***** Data provided *****

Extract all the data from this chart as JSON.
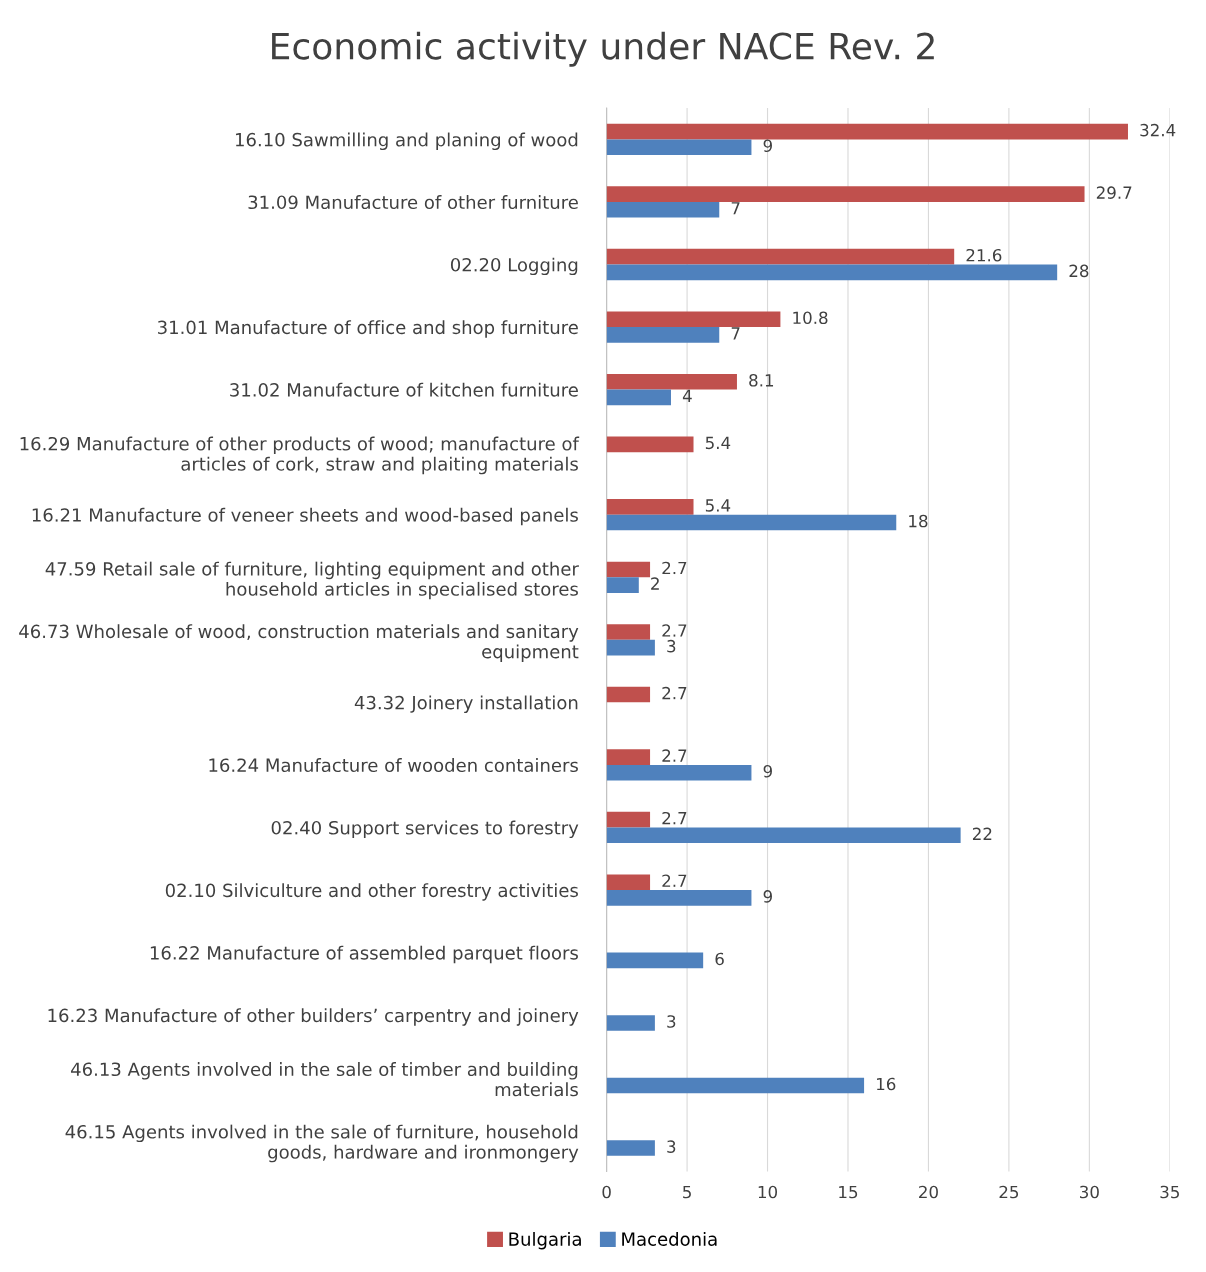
{
  "chart_data": {
    "type": "bar",
    "orientation": "horizontal",
    "title": "Economic activity under NACE Rev. 2",
    "categories": [
      "16.10 Sawmilling and planing of wood",
      "31.09 Manufacture of other furniture",
      "02.20 Logging",
      "31.01 Manufacture of office and shop furniture",
      "31.02 Manufacture of kitchen furniture",
      "16.29 Manufacture of other products of wood; manufacture of\narticles of cork, straw and plaiting materials",
      "16.21 Manufacture of veneer sheets and wood-based panels",
      "47.59 Retail sale of furniture, lighting equipment and other\nhousehold articles in specialised stores",
      "46.73 Wholesale of wood, construction materials and sanitary\nequipment",
      "43.32 Joinery installation",
      "16.24 Manufacture of wooden containers",
      "02.40 Support services to forestry",
      "02.10 Silviculture and other forestry activities",
      "16.22 Manufacture of assembled parquet floors",
      "16.23 Manufacture of other builders’ carpentry and joinery",
      "46.13 Agents involved in the sale of timber and building\nmaterials",
      "46.15 Agents involved in the sale of furniture, household\ngoods, hardware and ironmongery"
    ],
    "series": [
      {
        "name": "Bulgaria",
        "color": "#c0504d",
        "values": [
          32.4,
          29.7,
          21.6,
          10.8,
          8.1,
          5.4,
          5.4,
          2.7,
          2.7,
          2.7,
          2.7,
          2.7,
          2.7,
          null,
          null,
          null,
          null
        ]
      },
      {
        "name": "Macedonia",
        "color": "#4f81bd",
        "values": [
          9,
          7,
          28,
          7,
          4,
          null,
          18,
          2,
          3,
          null,
          9,
          22,
          9,
          6,
          3,
          16,
          3
        ]
      }
    ],
    "xlim": [
      0,
      35
    ],
    "xticks": [
      0,
      5,
      10,
      15,
      20,
      25,
      30,
      35
    ],
    "grid": "x",
    "legend": "bottom",
    "data_labels": true
  }
}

*****

● **Set problem**:
All lines in the data that contain the word "Agents" should be copied.

● **Exercise output**:
      "46.13 Agents involved in the sale of timber and building\nmaterials",
      "46.15 Agents involved in the sale of furniture, household\ngoods, hardware and ironmongery"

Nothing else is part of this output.